[Extracted data entries]
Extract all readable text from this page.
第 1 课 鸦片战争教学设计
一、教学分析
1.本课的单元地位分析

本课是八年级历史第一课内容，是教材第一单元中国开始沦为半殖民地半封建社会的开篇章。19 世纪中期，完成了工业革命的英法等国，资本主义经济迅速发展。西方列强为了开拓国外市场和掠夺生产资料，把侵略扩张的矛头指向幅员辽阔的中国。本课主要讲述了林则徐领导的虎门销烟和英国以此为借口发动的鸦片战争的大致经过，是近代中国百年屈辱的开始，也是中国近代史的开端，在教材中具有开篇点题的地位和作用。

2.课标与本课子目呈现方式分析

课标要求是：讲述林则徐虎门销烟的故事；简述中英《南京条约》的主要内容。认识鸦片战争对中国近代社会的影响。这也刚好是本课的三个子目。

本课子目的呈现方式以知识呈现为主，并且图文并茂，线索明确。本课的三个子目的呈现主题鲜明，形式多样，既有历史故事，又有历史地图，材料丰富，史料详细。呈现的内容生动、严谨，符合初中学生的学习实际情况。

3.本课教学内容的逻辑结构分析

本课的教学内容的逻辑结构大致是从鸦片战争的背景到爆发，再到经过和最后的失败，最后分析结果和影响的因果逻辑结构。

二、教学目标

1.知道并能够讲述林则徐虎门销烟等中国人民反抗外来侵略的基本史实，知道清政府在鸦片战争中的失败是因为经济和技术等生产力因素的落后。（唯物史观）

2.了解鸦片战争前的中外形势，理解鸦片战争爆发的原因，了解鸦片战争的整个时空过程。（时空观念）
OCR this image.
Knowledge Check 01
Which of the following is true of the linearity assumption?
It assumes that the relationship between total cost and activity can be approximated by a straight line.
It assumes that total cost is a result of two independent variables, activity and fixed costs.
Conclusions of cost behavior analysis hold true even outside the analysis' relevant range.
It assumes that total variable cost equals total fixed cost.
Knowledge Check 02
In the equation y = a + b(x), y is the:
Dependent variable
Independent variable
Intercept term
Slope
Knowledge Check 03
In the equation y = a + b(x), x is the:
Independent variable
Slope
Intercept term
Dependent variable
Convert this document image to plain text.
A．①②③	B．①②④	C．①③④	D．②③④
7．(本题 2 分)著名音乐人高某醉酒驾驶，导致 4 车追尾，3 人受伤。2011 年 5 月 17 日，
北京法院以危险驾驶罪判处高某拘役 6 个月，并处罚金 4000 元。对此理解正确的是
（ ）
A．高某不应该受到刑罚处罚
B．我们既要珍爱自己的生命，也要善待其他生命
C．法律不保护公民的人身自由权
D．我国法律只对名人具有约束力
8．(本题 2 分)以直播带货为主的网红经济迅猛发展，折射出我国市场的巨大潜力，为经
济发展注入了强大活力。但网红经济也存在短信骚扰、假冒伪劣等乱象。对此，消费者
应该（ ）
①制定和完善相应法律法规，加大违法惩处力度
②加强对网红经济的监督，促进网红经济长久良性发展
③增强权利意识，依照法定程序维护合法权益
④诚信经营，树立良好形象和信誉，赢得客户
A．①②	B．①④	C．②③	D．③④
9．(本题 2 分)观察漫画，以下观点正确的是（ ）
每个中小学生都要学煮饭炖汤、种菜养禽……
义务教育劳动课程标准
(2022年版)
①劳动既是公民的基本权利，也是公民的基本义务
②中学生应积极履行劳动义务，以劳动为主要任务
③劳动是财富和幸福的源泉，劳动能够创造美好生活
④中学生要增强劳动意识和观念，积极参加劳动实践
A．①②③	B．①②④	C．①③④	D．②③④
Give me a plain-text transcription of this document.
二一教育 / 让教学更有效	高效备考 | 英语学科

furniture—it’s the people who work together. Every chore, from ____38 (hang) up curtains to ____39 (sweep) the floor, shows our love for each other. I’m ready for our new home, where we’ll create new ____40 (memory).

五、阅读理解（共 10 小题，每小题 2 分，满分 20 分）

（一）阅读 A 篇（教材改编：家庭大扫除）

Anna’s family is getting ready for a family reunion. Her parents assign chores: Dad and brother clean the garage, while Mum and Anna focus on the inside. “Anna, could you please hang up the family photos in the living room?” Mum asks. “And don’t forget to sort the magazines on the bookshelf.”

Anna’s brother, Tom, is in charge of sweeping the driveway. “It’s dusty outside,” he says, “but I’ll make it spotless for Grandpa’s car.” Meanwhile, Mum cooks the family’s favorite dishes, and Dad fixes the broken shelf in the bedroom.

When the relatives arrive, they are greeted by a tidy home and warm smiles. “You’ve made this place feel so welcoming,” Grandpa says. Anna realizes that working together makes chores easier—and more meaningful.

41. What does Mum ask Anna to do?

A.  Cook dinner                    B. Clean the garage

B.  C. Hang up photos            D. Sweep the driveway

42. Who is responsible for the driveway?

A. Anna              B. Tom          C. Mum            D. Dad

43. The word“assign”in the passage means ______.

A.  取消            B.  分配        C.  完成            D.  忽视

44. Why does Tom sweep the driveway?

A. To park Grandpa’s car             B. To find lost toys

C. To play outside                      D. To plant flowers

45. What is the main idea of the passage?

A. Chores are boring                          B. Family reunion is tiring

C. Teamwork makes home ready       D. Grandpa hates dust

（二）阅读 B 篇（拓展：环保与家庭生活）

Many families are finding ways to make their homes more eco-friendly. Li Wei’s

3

_SET TASK_
Retype the listing above in full, with no alterations.

_ANSWER FOR THE TASK_
Extract all readable text from this page.
第 1 课 鸦片战争教学设计
一、教学分析
1.本课的单元地位分析

本课是八年级历史第一课内容，是教材第一单元中国开始沦为半殖民地半封建社会的开篇章。19 世纪中期，完成了工业革命的英法等国，资本主义经济迅速发展。西方列强为了开拓国外市场和掠夺生产资料，把侵略扩张的矛头指向幅员辽阔的中国。本课主要讲述了林则徐领导的虎门销烟和英国以此为借口发动的鸦片战争的大致经过，是近代中国百年屈辱的开始，也是中国近代史的开端，在教材中具有开篇点题的地位和作用。

2.课标与本课子目呈现方式分析

课标要求是：讲述林则徐虎门销烟的故事；简述中英《南京条约》的主要内容。认识鸦片战争对中国近代社会的影响。这也刚好是本课的三个子目。

本课子目的呈现方式以知识呈现为主，并且图文并茂，线索明确。本课的三个子目的呈现主题鲜明，形式多样，既有历史故事，又有历史地图，材料丰富，史料详细。呈现的内容生动、严谨，符合初中学生的学习实际情况。

3.本课教学内容的逻辑结构分析

本课的教学内容的逻辑结构大致是从鸦片战争的背景到爆发，再到经过和最后的失败，最后分析结果和影响的因果逻辑结构。

二、教学目标

1.知道并能够讲述林则徐虎门销烟等中国人民反抗外来侵略的基本史实，知道清政府在鸦片战争中的失败是因为经济和技术等生产力因素的落后。（唯物史观）

2.了解鸦片战争前的中外形势，理解鸦片战争爆发的原因，了解鸦片战争的整个时空过程。（时空观念）
OCR this image.
Knowledge Check 01
Which of the following is true of the linearity assumption?
It assumes that the relationship between total cost and activity can be approximated by a straight line.
It assumes that total cost is a result of two independent variables, activity and fixed costs.
Conclusions of cost behavior analysis hold true even outside the analysis' relevant range.
It assumes that total variable cost equals total fixed cost.
Knowledge Check 02
In the equation y = a + b(x), y is the:
Dependent variable
Independent variable
Intercept term
Slope
Knowledge Check 03
In the equation y = a + b(x), x is the:
Independent variable
Slope
Intercept term
Dependent variable
Convert this document image to plain text.
A．①②③	B．①②④	C．①③④	D．②③④
7．(本题 2 分)著名音乐人高某醉酒驾驶，导致 4 车追尾，3 人受伤。2011 年 5 月 17 日，
北京法院以危险驾驶罪判处高某拘役 6 个月，并处罚金 4000 元。对此理解正确的是
（ ）
A．高某不应该受到刑罚处罚
B．我们既要珍爱自己的生命，也要善待其他生命
C．法律不保护公民的人身自由权
D．我国法律只对名人具有约束力
8．(本题 2 分)以直播带货为主的网红经济迅猛发展，折射出我国市场的巨大潜力，为经
济发展注入了强大活力。但网红经济也存在短信骚扰、假冒伪劣等乱象。对此，消费者
应该（ ）
①制定和完善相应法律法规，加大违法惩处力度
②加强对网红经济的监督，促进网红经济长久良性发展
③增强权利意识，依照法定程序维护合法权益
④诚信经营，树立良好形象和信誉，赢得客户
A．①②	B．①④	C．②③	D．③④
9．(本题 2 分)观察漫画，以下观点正确的是（ ）
每个中小学生都要学煮饭炖汤、种菜养禽……
义务教育劳动课程标准
(2022年版)
①劳动既是公民的基本权利，也是公民的基本义务
②中学生应积极履行劳动义务，以劳动为主要任务
③劳动是财富和幸福的源泉，劳动能够创造美好生活
④中学生要增强劳动意识和观念，积极参加劳动实践
A．①②③	B．①②④	C．①③④	D．②③④
Give me a plain-text transcription of this document.
二一教育 / 让教学更有效	高效备考 | 英语学科

furniture—it’s the people who work together. Every chore, from ____38 (hang) up curtains to ____39 (sweep) the floor, shows our love for each other. I’m ready for our new home, where we’ll create new ____40 (memory).

五、阅读理解（共 10 小题，每小题 2 分，满分 20 分）

（一）阅读 A 篇（教材改编：家庭大扫除）

Anna’s family is getting ready for a family reunion. Her parents assign chores: Dad and brother clean the garage, while Mum and Anna focus on the inside. “Anna, could you please hang up the family photos in the living room?” Mum asks. “And don’t forget to sort the magazines on the bookshelf.”

Anna’s brother, Tom, is in charge of sweeping the driveway. “It’s dusty outside,” he says, “but I’ll make it spotless for Grandpa’s car.” Meanwhile, Mum cooks the family’s favorite dishes, and Dad fixes the broken shelf in the bedroom.

When the relatives arrive, they are greeted by a tidy home and warm smiles. “You’ve made this place feel so welcoming,” Grandpa says. Anna realizes that working together makes chores easier—and more meaningful.

41. What does Mum ask Anna to do?

A.  Cook dinner                    B. Clean the garage

B.  C. Hang up photos            D. Sweep the driveway

42. Who is responsible for the driveway?

A. Anna              B. Tom          C. Mum            D. Dad

43. The word“assign”in the passage means ______.

A.  取消            B.  分配        C.  完成            D.  忽视

44. Why does Tom sweep the driveway?

A. To park Grandpa’s car             B. To find lost toys

C. To play outside                      D. To plant flowers

45. What is the main idea of the passage?

A. Chores are boring                          B. Family reunion is tiring

C. Teamwork makes home ready       D. Grandpa hates dust

（二）阅读 B 篇（拓展：环保与家庭生活）

Many families are finding ways to make their homes more eco-friendly. Li Wei’s

3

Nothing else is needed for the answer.